## START

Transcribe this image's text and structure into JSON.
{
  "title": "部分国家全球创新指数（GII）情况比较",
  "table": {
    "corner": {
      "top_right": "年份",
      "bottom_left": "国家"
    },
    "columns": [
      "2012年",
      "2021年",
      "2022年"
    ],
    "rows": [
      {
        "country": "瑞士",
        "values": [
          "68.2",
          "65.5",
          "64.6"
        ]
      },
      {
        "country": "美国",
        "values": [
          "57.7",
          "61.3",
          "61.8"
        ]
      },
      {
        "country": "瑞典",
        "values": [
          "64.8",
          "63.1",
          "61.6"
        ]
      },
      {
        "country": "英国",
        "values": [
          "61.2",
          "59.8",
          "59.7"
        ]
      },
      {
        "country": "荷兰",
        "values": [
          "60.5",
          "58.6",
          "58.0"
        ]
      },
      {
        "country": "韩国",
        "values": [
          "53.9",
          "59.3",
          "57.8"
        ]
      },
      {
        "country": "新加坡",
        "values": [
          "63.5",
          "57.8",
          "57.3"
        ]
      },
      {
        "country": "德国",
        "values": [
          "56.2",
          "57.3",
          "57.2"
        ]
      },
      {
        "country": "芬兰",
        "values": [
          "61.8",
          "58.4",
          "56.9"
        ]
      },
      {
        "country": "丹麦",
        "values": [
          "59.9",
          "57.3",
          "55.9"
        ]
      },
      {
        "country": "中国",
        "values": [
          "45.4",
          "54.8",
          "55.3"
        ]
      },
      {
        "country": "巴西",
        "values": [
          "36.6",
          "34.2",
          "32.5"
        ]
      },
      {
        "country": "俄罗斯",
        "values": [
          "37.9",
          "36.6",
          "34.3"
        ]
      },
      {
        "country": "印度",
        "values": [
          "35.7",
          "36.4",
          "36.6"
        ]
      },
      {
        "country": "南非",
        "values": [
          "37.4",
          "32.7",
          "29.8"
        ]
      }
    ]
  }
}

## END

**Stated goal**
Produce an exact copy of all the records.

**Expected answer**
Transcribe this image's text and structure into JSON.
{
  "title": "部分国家全球创新指数（GII）情况比较",
  "table": {
    "corner": {
      "top_right": "年份",
      "bottom_left": "国家"
    },
    "columns": [
      "2012年",
      "2021年",
      "2022年"
    ],
    "rows": [
      {
        "country": "瑞士",
        "values": [
          "68.2",
          "65.5",
          "64.6"
        ]
      },
      {
        "country": "美国",
        "values": [
          "57.7",
          "61.3",
          "61.8"
        ]
      },
      {
        "country": "瑞典",
        "values": [
          "64.8",
          "63.1",
          "61.6"
        ]
      },
      {
        "country": "英国",
        "values": [
          "61.2",
          "59.8",
          "59.7"
        ]
      },
      {
        "country": "荷兰",
        "values": [
          "60.5",
          "58.6",
          "58.0"
        ]
      },
      {
        "country": "韩国",
        "values": [
          "53.9",
          "59.3",
          "57.8"
        ]
      },
      {
        "country": "新加坡",
        "values": [
          "63.5",
          "57.8",
          "57.3"
        ]
      },
      {
        "country": "德国",
        "values": [
          "56.2",
          "57.3",
          "57.2"
        ]
      },
      {
        "country": "芬兰",
        "values": [
          "61.8",
          "58.4",
          "56.9"
        ]
      },
      {
        "country": "丹麦",
        "values": [
          "59.9",
          "57.3",
          "55.9"
        ]
      },
      {
        "country": "中国",
        "values": [
          "45.4",
          "54.8",
          "55.3"
        ]
      },
      {
        "country": "巴西",
        "values": [
          "36.6",
          "34.2",
          "32.5"
        ]
      },
      {
        "country": "俄罗斯",
        "values": [
          "37.9",
          "36.6",
          "34.3"
        ]
      },
      {
        "country": "印度",
        "values": [
          "35.7",
          "36.4",
          "36.6"
        ]
      },
      {
        "country": "南非",
        "values": [
          "37.4",
          "32.7",
          "29.8"
        ]
      }
    ]
  }
}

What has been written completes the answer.